____ Исходный текст
Второй пункт. Оговорки Европейской конвенции. Вообще довольно сложный вопрос, что является признаком продвижения к реализации прав? Ситуация, когда нечто абстрактно декларировано без оговорок, или ситуация, когда что-то начинает реализовываться вот уже прямо практически, и тогда начинают появляться оговорки? Условно говоря, в Конституции Советского Союза было декларировано право республик на отделение, но закон, согласно которому появились оговорки, появился ровно тогда, когда этот вопрос уже встал на повестку дня. Это было свидетельством некоторого продвижения. Я хочу сказать, что эти оговорки в Европейской конвенции и, возможно, еще какие-нибудь оговорки при следующих согласованиях, которые появятся, - это не знак регресса, это знак довольно сложного движения вперед.
________
**Задания:**
a: Какое право было декларировано в Конституции Советского Союза согласно тексту об оговорках Европейской конвенции?
b: Продублируйте без изменений фрагмент текста об оговорках Европейской конвенции от «Второй пункт. Оговорки» до «сложного движения вперед.».
Записи представляют собой самостоятельный материал.
____ Записи
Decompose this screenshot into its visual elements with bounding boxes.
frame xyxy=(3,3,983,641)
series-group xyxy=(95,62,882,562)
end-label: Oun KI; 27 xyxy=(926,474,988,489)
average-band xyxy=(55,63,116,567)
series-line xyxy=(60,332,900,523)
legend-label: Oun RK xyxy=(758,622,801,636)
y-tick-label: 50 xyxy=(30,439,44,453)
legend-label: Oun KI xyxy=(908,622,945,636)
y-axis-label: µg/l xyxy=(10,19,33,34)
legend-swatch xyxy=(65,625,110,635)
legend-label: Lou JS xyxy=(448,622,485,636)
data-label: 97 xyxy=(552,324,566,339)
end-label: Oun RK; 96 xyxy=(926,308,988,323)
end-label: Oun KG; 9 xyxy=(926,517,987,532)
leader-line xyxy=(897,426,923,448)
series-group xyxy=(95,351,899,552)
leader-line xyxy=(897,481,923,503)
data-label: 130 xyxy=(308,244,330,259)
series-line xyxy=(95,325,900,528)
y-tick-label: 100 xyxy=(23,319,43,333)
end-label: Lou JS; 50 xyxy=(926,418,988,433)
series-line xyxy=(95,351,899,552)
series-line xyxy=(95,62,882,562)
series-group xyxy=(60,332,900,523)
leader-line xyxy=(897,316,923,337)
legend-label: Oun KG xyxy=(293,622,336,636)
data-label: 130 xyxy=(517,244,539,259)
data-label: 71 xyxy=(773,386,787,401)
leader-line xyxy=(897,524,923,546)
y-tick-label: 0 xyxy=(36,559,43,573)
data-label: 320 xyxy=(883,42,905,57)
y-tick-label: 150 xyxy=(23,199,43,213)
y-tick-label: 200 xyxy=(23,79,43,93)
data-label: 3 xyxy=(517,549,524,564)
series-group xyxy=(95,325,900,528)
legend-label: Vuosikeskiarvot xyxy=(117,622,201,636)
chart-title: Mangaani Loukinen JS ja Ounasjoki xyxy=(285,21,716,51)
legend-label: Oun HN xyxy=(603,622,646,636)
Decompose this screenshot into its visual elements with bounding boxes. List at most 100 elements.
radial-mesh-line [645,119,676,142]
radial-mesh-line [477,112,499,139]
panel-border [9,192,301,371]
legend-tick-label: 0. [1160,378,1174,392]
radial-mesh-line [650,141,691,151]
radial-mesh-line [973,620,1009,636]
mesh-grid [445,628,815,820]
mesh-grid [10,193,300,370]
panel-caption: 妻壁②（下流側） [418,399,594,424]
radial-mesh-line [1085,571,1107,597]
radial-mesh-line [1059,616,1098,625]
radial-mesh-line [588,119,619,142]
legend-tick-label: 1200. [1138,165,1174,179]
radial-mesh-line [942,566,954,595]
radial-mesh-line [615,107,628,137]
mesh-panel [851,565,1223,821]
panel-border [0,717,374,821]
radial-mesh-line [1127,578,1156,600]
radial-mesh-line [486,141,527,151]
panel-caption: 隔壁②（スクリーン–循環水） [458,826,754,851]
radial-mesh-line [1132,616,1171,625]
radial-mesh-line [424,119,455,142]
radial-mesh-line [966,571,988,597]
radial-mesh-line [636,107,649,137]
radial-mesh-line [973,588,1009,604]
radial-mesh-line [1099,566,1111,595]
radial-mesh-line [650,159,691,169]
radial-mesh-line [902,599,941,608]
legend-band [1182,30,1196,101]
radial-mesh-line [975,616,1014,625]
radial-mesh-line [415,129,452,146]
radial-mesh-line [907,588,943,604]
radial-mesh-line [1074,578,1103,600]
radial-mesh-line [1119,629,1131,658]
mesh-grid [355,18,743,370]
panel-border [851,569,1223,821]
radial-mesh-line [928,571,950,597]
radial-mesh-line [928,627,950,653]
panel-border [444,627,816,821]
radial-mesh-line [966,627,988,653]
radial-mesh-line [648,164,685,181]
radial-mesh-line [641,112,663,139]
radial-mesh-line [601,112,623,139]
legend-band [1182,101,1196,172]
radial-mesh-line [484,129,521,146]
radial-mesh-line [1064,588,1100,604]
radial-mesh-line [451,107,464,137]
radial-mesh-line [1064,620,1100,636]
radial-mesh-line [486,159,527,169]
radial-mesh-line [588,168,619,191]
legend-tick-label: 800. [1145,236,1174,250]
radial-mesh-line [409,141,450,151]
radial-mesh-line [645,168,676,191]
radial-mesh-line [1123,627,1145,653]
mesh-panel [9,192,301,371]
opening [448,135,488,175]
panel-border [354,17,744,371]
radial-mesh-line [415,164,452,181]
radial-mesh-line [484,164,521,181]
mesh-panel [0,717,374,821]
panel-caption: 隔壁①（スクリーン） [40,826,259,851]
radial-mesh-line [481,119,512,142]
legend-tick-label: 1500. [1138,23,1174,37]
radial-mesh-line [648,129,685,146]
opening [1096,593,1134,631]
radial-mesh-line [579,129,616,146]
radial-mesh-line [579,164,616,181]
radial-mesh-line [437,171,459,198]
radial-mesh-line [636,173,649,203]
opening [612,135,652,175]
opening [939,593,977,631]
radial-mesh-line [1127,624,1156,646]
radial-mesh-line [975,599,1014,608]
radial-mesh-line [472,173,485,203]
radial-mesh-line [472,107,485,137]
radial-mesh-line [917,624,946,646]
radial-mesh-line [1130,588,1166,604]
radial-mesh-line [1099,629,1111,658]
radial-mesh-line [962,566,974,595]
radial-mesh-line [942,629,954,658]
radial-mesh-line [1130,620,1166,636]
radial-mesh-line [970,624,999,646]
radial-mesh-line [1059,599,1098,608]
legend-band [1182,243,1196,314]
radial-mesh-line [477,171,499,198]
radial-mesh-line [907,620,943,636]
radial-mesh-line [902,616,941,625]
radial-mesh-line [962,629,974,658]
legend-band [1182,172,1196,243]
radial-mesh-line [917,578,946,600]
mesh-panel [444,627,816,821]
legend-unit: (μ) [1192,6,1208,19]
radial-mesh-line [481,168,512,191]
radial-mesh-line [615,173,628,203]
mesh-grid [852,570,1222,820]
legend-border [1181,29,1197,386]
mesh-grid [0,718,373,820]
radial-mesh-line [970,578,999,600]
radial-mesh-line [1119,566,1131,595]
________
**Ответы к заданиям:**
a: Право республик на отделение.

b:
Второй пункт. Оговорки Европейской конвенции. Вообще довольно сложный вопрос, что является признаком продвижения к реализации прав? Ситуация, когда нечто абстрактно декларировано без оговорок, или ситуация, когда что-то начинает реализовываться вот уже прямо практически, и тогда начинают появляться оговорки? Условно говоря, в Конституции Советского Союза было декларировано право республик на отделение, но закон, согласно которому появились оговорки, появился ровно тогда, когда этот вопрос уже встал на повестку дня. Это было свидетельством некоторого продвижения. Я хочу сказать, что эти оговорки в Европейской конвенции и, возможно, еще какие-нибудь оговорки при следующих согласованиях, которые появятся, - это не знак регресса, это знак довольно сложного движения вперед.